— SUPPLIED INFORMATION —
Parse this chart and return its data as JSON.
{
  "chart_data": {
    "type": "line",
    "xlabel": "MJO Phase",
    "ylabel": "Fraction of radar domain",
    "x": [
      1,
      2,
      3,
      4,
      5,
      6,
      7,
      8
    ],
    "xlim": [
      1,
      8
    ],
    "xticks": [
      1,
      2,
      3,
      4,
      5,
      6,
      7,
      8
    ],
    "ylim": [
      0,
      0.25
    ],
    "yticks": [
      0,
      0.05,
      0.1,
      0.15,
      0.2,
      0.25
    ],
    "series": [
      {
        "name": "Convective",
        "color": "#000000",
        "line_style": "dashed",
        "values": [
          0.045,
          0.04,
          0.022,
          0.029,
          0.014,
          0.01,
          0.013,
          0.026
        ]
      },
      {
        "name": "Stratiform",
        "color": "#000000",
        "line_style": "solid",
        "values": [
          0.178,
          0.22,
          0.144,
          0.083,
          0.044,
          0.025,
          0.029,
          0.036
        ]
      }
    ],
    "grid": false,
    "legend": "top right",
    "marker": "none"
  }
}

— EXERCISE OBJECTIVE —
Copy each record from above without leaving any out.

— FINAL RESULT —
Parse this chart and return its data as JSON.
{
  "chart_data": {
    "type": "line",
    "xlabel": "MJO Phase",
    "ylabel": "Fraction of radar domain",
    "x": [
      1,
      2,
      3,
      4,
      5,
      6,
      7,
      8
    ],
    "xlim": [
      1,
      8
    ],
    "xticks": [
      1,
      2,
      3,
      4,
      5,
      6,
      7,
      8
    ],
    "ylim": [
      0,
      0.25
    ],
    "yticks": [
      0,
      0.05,
      0.1,
      0.15,
      0.2,
      0.25
    ],
    "series": [
      {
        "name": "Convective",
        "color": "#000000",
        "line_style": "dashed",
        "values": [
          0.045,
          0.04,
          0.022,
          0.029,
          0.014,
          0.01,
          0.013,
          0.026
        ]
      },
      {
        "name": "Stratiform",
        "color": "#000000",
        "line_style": "solid",
        "values": [
          0.178,
          0.22,
          0.144,
          0.083,
          0.044,
          0.025,
          0.029,
          0.036
        ]
      }
    ],
    "grid": false,
    "legend": "top right",
    "marker": "none"
  }
}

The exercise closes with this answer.